TASK DATA
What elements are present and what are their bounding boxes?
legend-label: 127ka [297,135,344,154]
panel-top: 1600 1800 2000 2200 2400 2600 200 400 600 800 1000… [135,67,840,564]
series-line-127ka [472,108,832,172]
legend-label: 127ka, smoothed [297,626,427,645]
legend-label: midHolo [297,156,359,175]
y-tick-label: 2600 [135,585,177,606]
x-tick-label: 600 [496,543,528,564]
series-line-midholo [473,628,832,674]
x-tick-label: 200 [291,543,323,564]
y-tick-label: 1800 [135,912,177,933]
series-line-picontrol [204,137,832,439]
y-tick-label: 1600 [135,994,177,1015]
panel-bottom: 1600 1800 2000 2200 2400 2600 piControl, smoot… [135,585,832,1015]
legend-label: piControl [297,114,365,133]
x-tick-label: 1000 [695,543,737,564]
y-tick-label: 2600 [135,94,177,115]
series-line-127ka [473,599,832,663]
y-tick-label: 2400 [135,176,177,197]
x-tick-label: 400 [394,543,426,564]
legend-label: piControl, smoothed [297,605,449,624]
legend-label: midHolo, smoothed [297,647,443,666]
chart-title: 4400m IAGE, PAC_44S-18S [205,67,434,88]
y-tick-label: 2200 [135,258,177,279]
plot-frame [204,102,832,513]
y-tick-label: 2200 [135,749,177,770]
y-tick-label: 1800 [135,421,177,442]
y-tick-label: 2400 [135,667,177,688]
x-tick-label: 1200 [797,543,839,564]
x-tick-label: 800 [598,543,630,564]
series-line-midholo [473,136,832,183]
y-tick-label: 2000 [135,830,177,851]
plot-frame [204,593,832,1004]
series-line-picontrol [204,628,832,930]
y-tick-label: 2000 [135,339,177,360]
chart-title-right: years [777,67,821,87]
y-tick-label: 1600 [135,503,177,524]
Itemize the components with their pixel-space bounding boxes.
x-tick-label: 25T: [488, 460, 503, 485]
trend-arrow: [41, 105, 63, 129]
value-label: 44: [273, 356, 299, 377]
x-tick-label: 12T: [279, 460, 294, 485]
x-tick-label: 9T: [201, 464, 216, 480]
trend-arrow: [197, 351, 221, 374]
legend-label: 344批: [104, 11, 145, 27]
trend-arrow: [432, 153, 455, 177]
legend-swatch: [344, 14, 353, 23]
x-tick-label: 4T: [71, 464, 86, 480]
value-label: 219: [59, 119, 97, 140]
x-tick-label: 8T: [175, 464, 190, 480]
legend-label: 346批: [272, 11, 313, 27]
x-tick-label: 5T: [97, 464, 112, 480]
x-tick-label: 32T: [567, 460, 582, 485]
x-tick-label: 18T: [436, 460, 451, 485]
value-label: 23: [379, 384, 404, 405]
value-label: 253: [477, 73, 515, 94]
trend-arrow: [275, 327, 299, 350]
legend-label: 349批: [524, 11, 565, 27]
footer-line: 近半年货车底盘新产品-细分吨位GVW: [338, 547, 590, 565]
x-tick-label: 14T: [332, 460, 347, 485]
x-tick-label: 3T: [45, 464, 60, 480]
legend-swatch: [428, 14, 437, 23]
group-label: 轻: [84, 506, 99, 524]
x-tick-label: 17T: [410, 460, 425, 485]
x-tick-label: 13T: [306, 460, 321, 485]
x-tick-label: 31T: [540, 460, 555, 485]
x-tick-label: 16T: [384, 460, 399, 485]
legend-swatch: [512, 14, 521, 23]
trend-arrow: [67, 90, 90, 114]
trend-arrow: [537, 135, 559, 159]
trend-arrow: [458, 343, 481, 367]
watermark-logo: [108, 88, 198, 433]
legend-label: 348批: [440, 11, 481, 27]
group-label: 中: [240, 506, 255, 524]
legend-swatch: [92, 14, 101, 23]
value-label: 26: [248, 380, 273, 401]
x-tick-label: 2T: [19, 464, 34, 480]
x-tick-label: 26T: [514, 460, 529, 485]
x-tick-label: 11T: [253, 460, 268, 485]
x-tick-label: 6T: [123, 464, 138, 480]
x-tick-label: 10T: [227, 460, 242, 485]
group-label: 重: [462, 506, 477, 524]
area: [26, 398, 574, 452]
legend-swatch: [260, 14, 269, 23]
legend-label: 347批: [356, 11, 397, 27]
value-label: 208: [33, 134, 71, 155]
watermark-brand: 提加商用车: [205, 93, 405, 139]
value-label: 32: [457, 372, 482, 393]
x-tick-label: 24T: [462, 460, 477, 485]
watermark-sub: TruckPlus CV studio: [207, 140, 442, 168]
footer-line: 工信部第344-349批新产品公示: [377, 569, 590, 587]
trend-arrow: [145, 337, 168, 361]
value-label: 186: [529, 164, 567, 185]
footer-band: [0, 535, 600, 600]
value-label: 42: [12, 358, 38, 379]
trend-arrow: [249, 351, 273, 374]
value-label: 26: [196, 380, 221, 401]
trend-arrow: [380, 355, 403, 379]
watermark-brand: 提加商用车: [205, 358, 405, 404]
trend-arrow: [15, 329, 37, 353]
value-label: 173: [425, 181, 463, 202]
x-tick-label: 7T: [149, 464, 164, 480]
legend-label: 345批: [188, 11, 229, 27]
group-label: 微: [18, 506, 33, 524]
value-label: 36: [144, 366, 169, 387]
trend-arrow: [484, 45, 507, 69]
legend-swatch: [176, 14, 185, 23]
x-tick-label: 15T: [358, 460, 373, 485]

AIM OF THE TASK
Return every line of the items above that contains the word "their", matching case exactly.

ANSWER TO THE EXERCISE
What elements are present and what are their bounding boxes?
Itemize the components with their pixel-space bounding boxes.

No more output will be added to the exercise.